#### Directive
Without omitting anything, return the records precisely as given.

#### Supplied records
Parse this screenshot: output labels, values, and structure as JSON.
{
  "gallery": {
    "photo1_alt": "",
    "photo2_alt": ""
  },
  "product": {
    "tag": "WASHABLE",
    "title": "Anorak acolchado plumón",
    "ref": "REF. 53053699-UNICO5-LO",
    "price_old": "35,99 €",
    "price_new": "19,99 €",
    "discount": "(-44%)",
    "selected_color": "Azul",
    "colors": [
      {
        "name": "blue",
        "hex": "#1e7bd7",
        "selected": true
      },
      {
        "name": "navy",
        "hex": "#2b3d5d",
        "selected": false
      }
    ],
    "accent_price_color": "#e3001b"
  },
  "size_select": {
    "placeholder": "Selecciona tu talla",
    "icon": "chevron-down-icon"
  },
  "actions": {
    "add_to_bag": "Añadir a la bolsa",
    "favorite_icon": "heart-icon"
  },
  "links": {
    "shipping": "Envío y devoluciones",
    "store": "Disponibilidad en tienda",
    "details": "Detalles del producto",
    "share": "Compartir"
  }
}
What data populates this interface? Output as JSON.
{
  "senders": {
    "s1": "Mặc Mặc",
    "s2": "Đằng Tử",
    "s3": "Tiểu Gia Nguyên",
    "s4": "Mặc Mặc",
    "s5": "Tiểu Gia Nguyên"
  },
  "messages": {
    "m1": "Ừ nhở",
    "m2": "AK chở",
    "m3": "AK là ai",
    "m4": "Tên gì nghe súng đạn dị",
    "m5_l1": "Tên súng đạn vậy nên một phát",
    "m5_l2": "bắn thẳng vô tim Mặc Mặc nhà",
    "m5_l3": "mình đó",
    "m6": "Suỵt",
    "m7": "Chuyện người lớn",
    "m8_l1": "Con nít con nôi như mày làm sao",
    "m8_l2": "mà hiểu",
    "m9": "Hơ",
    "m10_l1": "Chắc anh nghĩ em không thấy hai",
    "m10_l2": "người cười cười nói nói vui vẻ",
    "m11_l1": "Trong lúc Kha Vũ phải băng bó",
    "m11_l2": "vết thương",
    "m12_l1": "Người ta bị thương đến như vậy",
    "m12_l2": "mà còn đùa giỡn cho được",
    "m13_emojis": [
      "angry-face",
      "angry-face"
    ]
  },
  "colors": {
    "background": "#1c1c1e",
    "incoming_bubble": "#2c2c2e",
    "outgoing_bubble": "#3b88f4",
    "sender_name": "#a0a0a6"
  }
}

#### In response
Parse this screenshot: output labels, values, and structure as JSON.
{
  "gallery": {
    "photo1_alt": "",
    "photo2_alt": ""
  },
  "product": {
    "tag": "WASHABLE",
    "title": "Anorak acolchado plumón",
    "ref": "REF. 53053699-UNICO5-LO",
    "price_old": "35,99 €",
    "price_new": "19,99 €",
    "discount": "(-44%)",
    "selected_color": "Azul",
    "colors": [
      {
        "name": "blue",
        "hex": "#1e7bd7",
        "selected": true
      },
      {
        "name": "navy",
        "hex": "#2b3d5d",
        "selected": false
      }
    ],
    "accent_price_color": "#e3001b"
  },
  "size_select": {
    "placeholder": "Selecciona tu talla",
    "icon": "chevron-down-icon"
  },
  "actions": {
    "add_to_bag": "Añadir a la bolsa",
    "favorite_icon": "heart-icon"
  },
  "links": {
    "shipping": "Envío y devoluciones",
    "store": "Disponibilidad en tienda",
    "details": "Detalles del producto",
    "share": "Compartir"
  }
}
What data populates this interface? Output as JSON.
{
  "senders": {
    "s1": "Mặc Mặc",
    "s2": "Đằng Tử",
    "s3": "Tiểu Gia Nguyên",
    "s4": "Mặc Mặc",
    "s5": "Tiểu Gia Nguyên"
  },
  "messages": {
    "m1": "Ừ nhở",
    "m2": "AK chở",
    "m3": "AK là ai",
    "m4": "Tên gì nghe súng đạn dị",
    "m5_l1": "Tên súng đạn vậy nên một phát",
    "m5_l2": "bắn thẳng vô tim Mặc Mặc nhà",
    "m5_l3": "mình đó",
    "m6": "Suỵt",
    "m7": "Chuyện người lớn",
    "m8_l1": "Con nít con nôi như mày làm sao",
    "m8_l2": "mà hiểu",
    "m9": "Hơ",
    "m10_l1": "Chắc anh nghĩ em không thấy hai",
    "m10_l2": "người cười cười nói nói vui vẻ",
    "m11_l1": "Trong lúc Kha Vũ phải băng bó",
    "m11_l2": "vết thương",
    "m12_l1": "Người ta bị thương đến như vậy",
    "m12_l2": "mà còn đùa giỡn cho được",
    "m13_emojis": [
      "angry-face",
      "angry-face"
    ]
  },
  "colors": {
    "background": "#1c1c1e",
    "incoming_bubble": "#2c2c2e",
    "outgoing_bubble": "#3b88f4",
    "sender_name": "#a0a0a6"
  }
}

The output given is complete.